Would you copy all lines in the data that contain the word "nach"?

━━━━━ DATA SECTION ━━━━━

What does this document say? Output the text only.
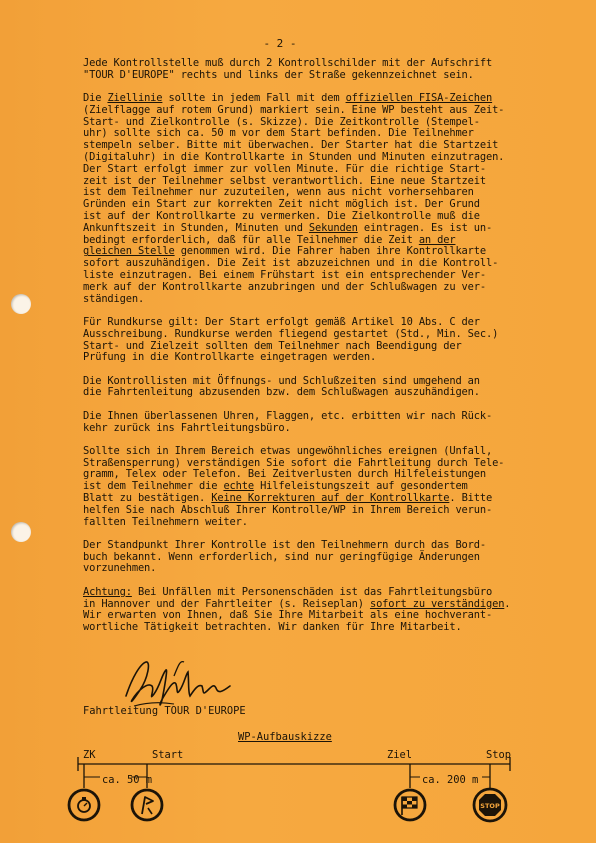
- 2 -

Jede Kontrollstelle muß durch 2 Kontrollschilder mit der Aufschrift
"TOUR D'EUROPE" rechts und links der Straße gekennzeichnet sein.

Die Ziellinie sollte in jedem Fall mit dem offiziellen FISA-Zeichen
(Zielflagge auf rotem Grund) markiert sein. Eine WP besteht aus Zeit-
Start- und Zielkontrolle (s. Skizze). Die Zeitkontrolle (Stempel-
uhr) sollte sich ca. 50 m vor dem Start befinden. Die Teilnehmer
stempeln selber. Bitte mit überwachen. Der Starter hat die Startzeit
(Digitaluhr) in die Kontrollkarte in Stunden und Minuten einzutragen.
Der Start erfolgt immer zur vollen Minute. Für die richtige Start-
zeit ist der Teilnehmer selbst verantwortlich. Eine neue Startzeit
ist dem Teilnehmer nur zuzuteilen, wenn aus nicht vorhersehbaren
Gründen ein Start zur korrekten Zeit nicht möglich ist. Der Grund
ist auf der Kontrollkarte zu vermerken. Die Zielkontrolle muß die
Ankunftszeit in Stunden, Minuten und Sekunden eintragen. Es ist un-
bedingt erforderlich, daß für alle Teilnehmer die Zeit an der
gleichen Stelle genommen wird. Die Fahrer haben ihre Kontrollkarte
sofort auszuhändigen. Die Zeit ist abzuzeichnen und in die Kontroll-
liste einzutragen. Bei einem Frühstart ist ein entsprechender Ver-
merk auf der Kontrollkarte anzubringen und der Schlußwagen zu ver-
ständigen.

Für Rundkurse gilt: Der Start erfolgt gemäß Artikel 10 Abs. C der
Ausschreibung. Rundkurse werden fliegend gestartet (Std., Min. Sec.)
Start- und Zielzeit sollten dem Teilnehmer nach Beendigung der
Prüfung in die Kontrollkarte eingetragen werden.

Die Kontrollisten mit Öffnungs- und Schlußzeiten sind umgehend an
die Fahrtenleitung abzusenden bzw. dem Schlußwagen auszuhändigen.

Die Ihnen überlassenen Uhren, Flaggen, etc. erbitten wir nach Rück-
kehr zurück ins Fahrtleitungsbüro.

Sollte sich in Ihrem Bereich etwas ungewöhnliches ereignen (Unfall,
Straßensperrung) verständigen Sie sofort die Fahrtleitung durch Tele-
gramm, Telex oder Telefon. Bei Zeitverlusten durch Hilfeleistungen
ist dem Teilnehmer die echte Hilfeleistungszeit auf gesondertem
Blatt zu bestätigen. Keine Korrekturen auf der Kontrollkarte. Bitte
helfen Sie nach Abschluß Ihrer Kontrolle/WP in Ihrem Bereich verun-
fallten Teilnehmern weiter.

Der Standpunkt Ihrer Kontrolle ist den Teilnehmern durch das Bord-
buch bekannt. Wenn erforderlich, sind nur geringfügige Änderungen
vorzunehmen.

Achtung: Bei Unfällen mit Personenschäden ist das Fahrtleitungsbüro
in Hannover und der Fahrtleiter (s. Reiseplan) sofort zu verständigen.
Wir erwarten von Ihnen, daß Sie Ihre Mitarbeit als eine hochverant-
wortliche Tätigkeit betrachten. Wir danken für Ihre Mitarbeit.

Fahrtleitung TOUR D'EUROPE
WP-Aufbauskizze
ZK	Start	Ziel	Stop
ca. 50 m	ca. 200 m
STOP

━━━━━

### PROBLEM SOLUTION
Start- und Zielzeit sollten dem Teilnehmer nach Beendigung der
Die Ihnen überlassenen Uhren, Flaggen, etc. erbitten wir nach Rück-
helfen Sie nach Abschluß Ihrer Kontrolle/WP in Ihrem Bereich verun-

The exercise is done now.